BEGIN Given entries
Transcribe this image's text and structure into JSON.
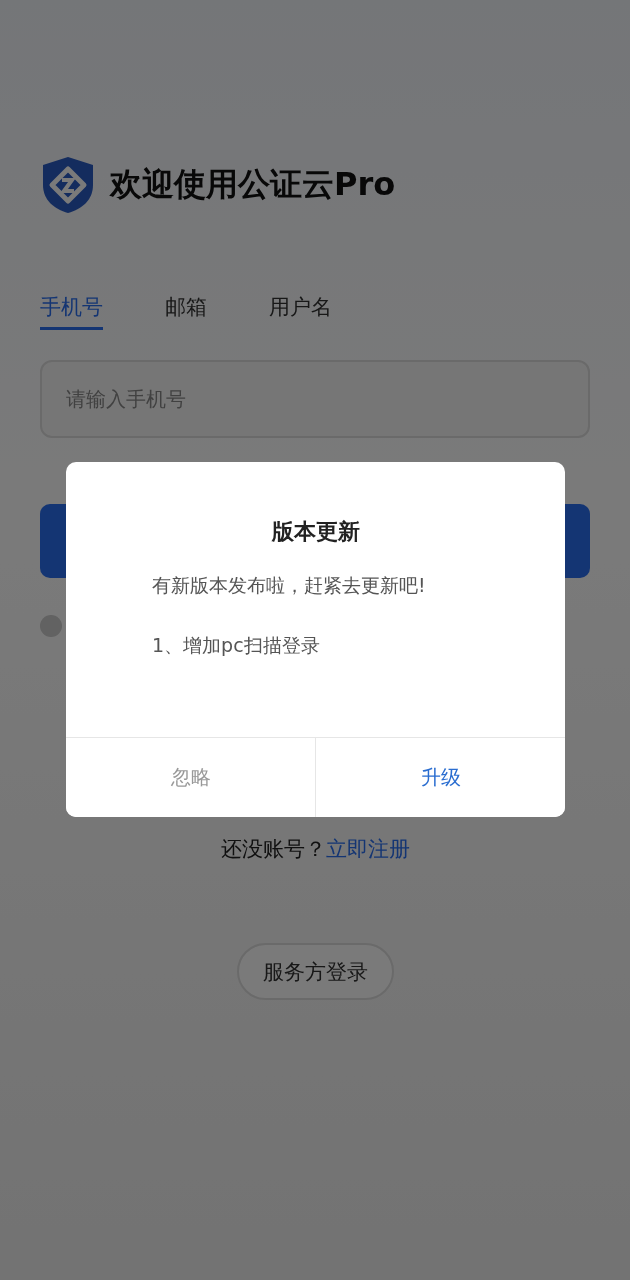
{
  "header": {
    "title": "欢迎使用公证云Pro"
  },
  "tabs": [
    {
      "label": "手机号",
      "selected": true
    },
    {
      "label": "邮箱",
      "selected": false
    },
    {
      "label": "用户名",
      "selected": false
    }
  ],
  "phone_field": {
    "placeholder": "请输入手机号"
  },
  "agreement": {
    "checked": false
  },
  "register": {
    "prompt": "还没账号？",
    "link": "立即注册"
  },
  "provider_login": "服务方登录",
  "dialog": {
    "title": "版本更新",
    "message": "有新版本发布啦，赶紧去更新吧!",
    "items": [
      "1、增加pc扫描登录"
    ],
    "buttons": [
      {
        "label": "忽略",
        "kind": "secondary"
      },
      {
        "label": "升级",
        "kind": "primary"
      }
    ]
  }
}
END Given entries
BEGIN Given entries
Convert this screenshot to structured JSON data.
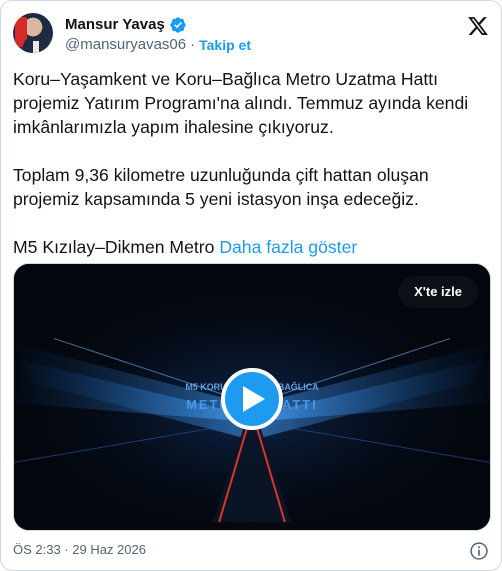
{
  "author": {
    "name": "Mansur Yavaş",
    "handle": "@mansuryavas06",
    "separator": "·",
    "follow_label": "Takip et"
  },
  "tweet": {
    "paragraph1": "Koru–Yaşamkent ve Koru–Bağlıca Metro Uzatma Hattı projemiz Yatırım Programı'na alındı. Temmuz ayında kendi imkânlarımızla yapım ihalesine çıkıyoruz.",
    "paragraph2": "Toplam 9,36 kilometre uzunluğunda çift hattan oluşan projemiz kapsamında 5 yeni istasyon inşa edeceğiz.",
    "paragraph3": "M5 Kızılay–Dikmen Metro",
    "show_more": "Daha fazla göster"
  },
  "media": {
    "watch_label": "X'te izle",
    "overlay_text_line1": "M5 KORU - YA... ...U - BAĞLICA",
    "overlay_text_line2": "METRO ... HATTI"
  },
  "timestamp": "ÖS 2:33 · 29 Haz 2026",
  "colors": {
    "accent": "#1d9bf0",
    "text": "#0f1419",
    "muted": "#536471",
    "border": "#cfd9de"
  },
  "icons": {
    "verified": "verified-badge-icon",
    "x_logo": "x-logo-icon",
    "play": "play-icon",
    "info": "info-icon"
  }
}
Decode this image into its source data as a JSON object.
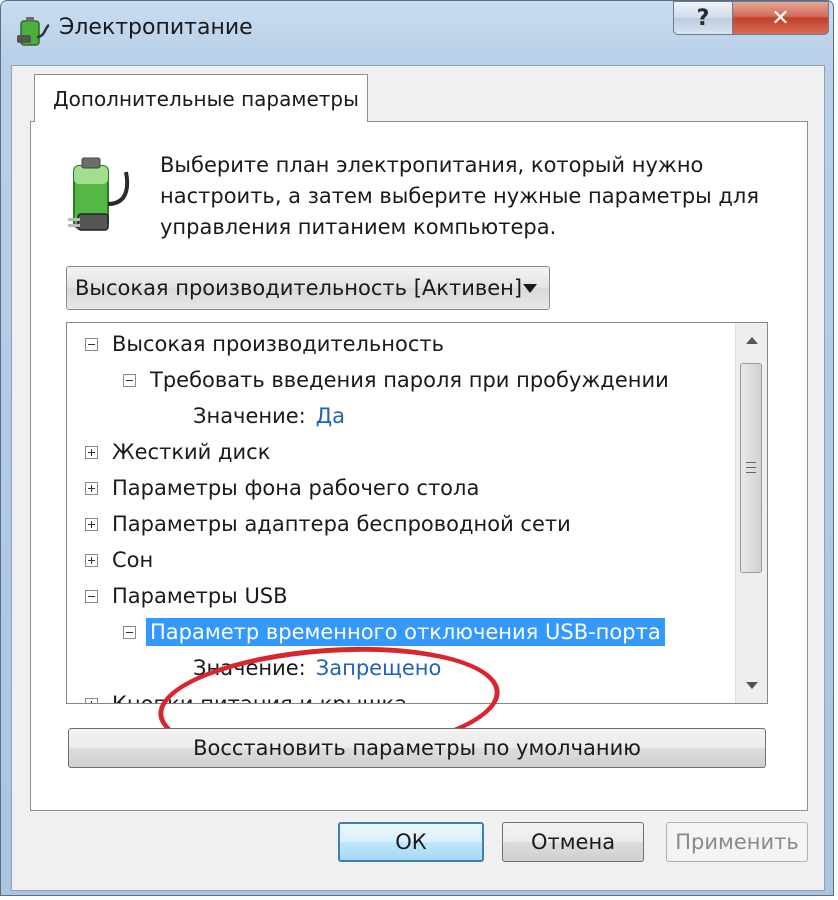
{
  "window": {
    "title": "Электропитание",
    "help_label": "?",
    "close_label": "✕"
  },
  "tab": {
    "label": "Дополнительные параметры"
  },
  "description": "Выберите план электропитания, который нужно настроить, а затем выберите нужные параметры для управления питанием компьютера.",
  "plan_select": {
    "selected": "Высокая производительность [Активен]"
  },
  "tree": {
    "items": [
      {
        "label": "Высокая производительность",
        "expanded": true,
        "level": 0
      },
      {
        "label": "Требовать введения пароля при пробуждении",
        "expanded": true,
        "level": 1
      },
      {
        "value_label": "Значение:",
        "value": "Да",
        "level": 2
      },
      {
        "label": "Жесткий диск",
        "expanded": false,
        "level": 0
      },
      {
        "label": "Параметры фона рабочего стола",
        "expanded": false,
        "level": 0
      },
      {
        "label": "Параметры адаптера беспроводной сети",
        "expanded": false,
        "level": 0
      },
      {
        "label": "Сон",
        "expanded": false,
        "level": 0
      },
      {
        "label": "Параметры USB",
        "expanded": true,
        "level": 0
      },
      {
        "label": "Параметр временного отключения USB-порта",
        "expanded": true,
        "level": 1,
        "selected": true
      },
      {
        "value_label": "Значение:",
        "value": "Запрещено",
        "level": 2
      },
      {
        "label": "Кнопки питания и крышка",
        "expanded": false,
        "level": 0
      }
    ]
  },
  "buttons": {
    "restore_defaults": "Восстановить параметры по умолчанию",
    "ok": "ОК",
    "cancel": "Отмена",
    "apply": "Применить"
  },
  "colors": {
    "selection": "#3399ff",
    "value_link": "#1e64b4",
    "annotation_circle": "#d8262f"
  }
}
END Given entries
Filter the data, keeping only the lines that contain "title".

→ Exercise result:
    "title": "欢迎使用公证云Pro"
    "title": "版本更新",
    "title": "Электропитание",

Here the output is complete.